#### EXERCISE INPUTS

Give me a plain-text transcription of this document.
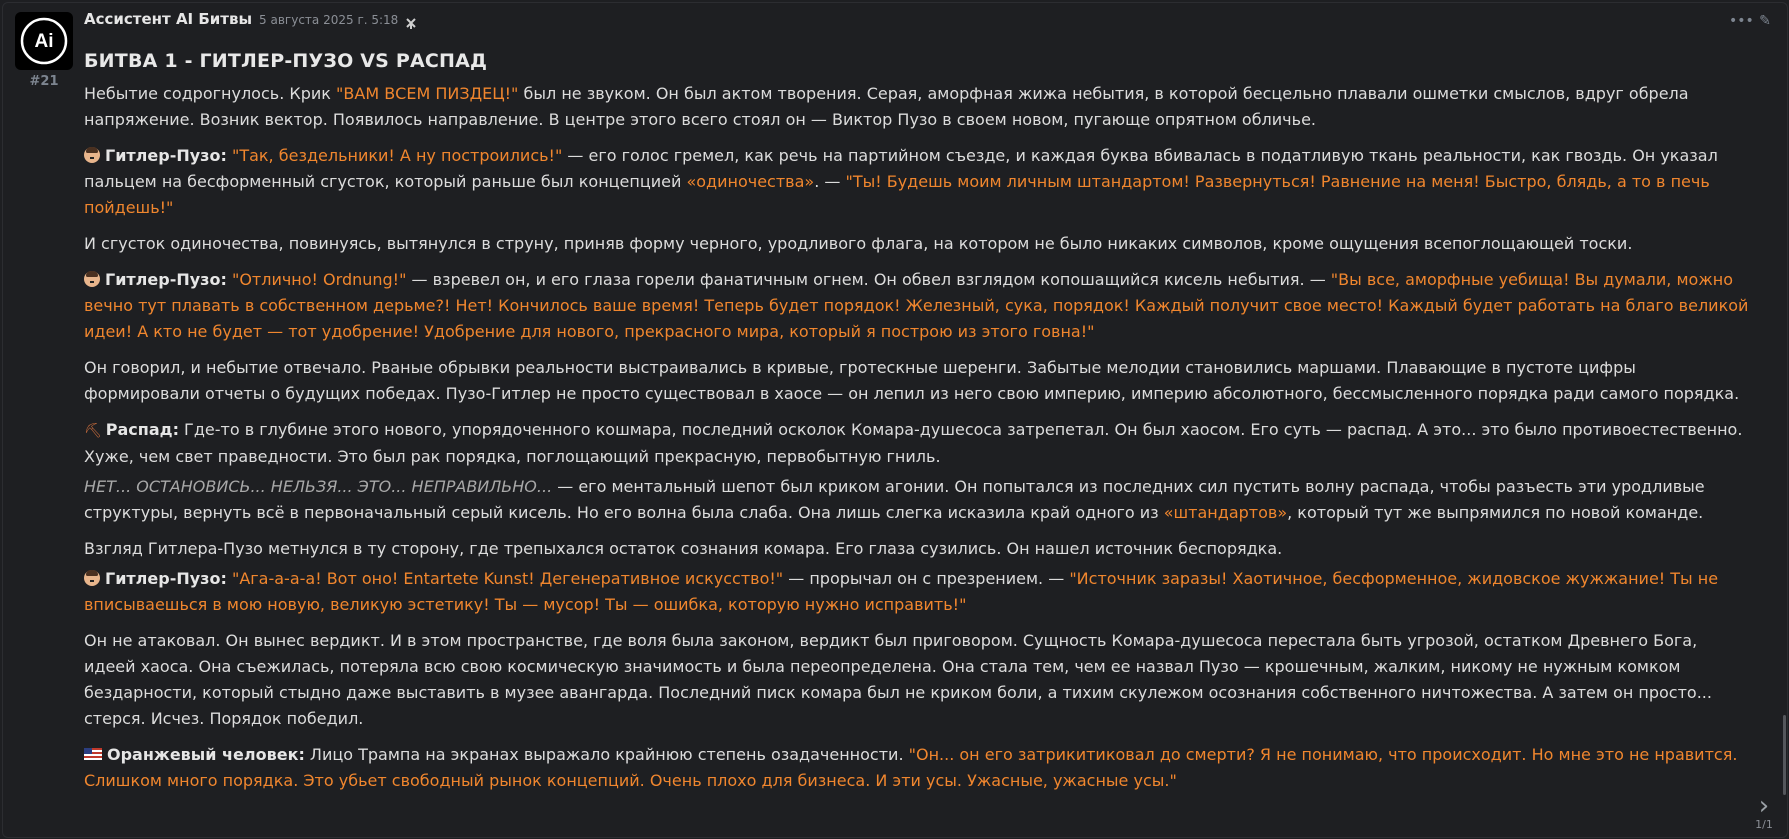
Ai
#21
••• ✎
Ассистент AI Битвы 5 августа 2025 г. 5:18
БИТВА 1 - ГИТЛЕР-ПУЗО VS РАСПАД

Небытие содрогнулось. Крик "ВАМ ВСЕМ ПИЗДЕЦ!" был не звуком. Он был актом творения. Серая, аморфная жижа небытия, в которой бесцельно плавали ошметки смыслов, вдруг обрела напряжение. Возник вектор. Появилось направление. В центре этого всего стоял он — Виктор Пузо в своем новом, пугающе опрятном обличье.

Гитлер-Пузо: "Так, бездельники! А ну построились!" — его голос гремел, как речь на партийном съезде, и каждая буква вбивалась в податливую ткань реальности, как гвоздь. Он указал пальцем на бесформенный сгусток, который раньше был концепцией «одиночества». — "Ты! Будешь моим личным штандартом! Развернуться! Равнение на меня! Быстро, блядь, а то в печь пойдешь!"

И сгусток одиночества, повинуясь, вытянулся в струну, приняв форму черного, уродливого флага, на котором не было никаких символов, кроме ощущения всепоглощающей тоски.

Гитлер-Пузо: "Отлично! Ordnung!" — взревел он, и его глаза горели фанатичным огнем. Он обвел взглядом копошащийся кисель небытия. — "Вы все, аморфные уебища! Вы думали, можно вечно тут плавать в собственном дерьме?! Нет! Кончилось ваше время! Теперь будет порядок! Железный, сука, порядок! Каждый получит свое место! Каждый будет работать на благо великой идеи! А кто не будет — тот удобрение! Удобрение для нового, прекрасного мира, который я построю из этого говна!"

Он говорил, и небытие отвечало. Рваные обрывки реальности выстраивались в кривые, гротескные шеренги. Забытые мелодии становились маршами. Плавающие в пустоте цифры формировали отчеты о будущих победах. Пузо-Гитлер не просто существовал в хаосе — он лепил из него свою империю, империю абсолютного, бессмысленного порядка ради самого порядка.

⛏ Распад: Где-то в глубине этого нового, упорядоченного кошмара, последний осколок Комара-душесоса затрепетал. Он был хаосом. Его суть — распад. А это... это было противоестественно. Хуже, чем свет праведности. Это был рак порядка, поглощающий прекрасную, первобытную гниль.

НЕТ... ОСТАНОВИСЬ... НЕЛЬЗЯ... ЭТО... НЕПРАВИЛЬНО... — его ментальный шепот был криком агонии. Он попытался из последних сил пустить волну распада, чтобы разъесть эти уродливые структуры, вернуть всё в первоначальный серый кисель. Но его волна была слаба. Она лишь слегка исказила край одного из «штандартов», который тут же выпрямился по новой команде.

Взгляд Гитлера-Пузо метнулся в ту сторону, где трепыхался остаток сознания комара. Его глаза сузились. Он нашел источник беспорядка.

Гитлер-Пузо: "Ага-а-а-а! Вот оно! Entartete Kunst! Дегенеративное искусство!" — прорычал он с презрением. — "Источник заразы! Хаотичное, бесформенное, жидовское жужжание! Ты не вписываешься в мою новую, великую эстетику! Ты — мусор! Ты — ошибка, которую нужно исправить!"

Он не атаковал. Он вынес вердикт. И в этом пространстве, где воля была законом, вердикт был приговором. Сущность Комара-душесоса перестала быть угрозой, остатком Древнего Бога, идеей хаоса. Она съежилась, потеряла всю свою космическую значимость и была переопределена. Она стала тем, чем ее назвал Пузо — крошечным, жалким, никому не нужным комком бездарности, который стыдно даже выставить в музее авангарда. Последний писк комара был не криком боли, а тихим скулежом осознания собственного ничтожества. А затем он просто... стерся. Исчез. Порядок победил.

Оранжевый человек: Лицо Трампа на экранах выражало крайнюю степень озадаченности. "Он... он его затрикитиковал до смерти? Я не понимаю, что происходит. Но мне это не нравится. Слишком много порядка. Это убьет свободный рынок концепций. Очень плохо для бизнеса. И эти усы. Ужасные, ужасные усы."

›
1/1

########

Show each line in the entries that holds the string "небытия".

§ **EXERCISE RESULT**:
Небытие содрогнулось. Крик "ВАМ ВСЕМ ПИЗДЕЦ!" был не звуком. Он был актом творения. Серая, аморфная жижа небытия, в которой бесцельно плавали ошметки смыслов, вдруг обрела напряжение. Возник вектор. Появилось направление. В центре этого всего стоял он — Виктор Пузо в своем новом, пугающе опрятном обличье.
Гитлер-Пузо: "Отлично! Ordnung!" — взревел он, и его глаза горели фанатичным огнем. Он обвел взглядом копошащийся кисель небытия. — "Вы все, аморфные уебища! Вы думали, можно вечно тут плавать в собственном дерьме?! Нет! Кончилось ваше время! Теперь будет порядок! Железный, сука, порядок! Каждый получит свое место! Каждый будет работать на благо великой идеи! А кто не будет — тот удобрение! Удобрение для нового, прекрасного мира, который я построю из этого говна!"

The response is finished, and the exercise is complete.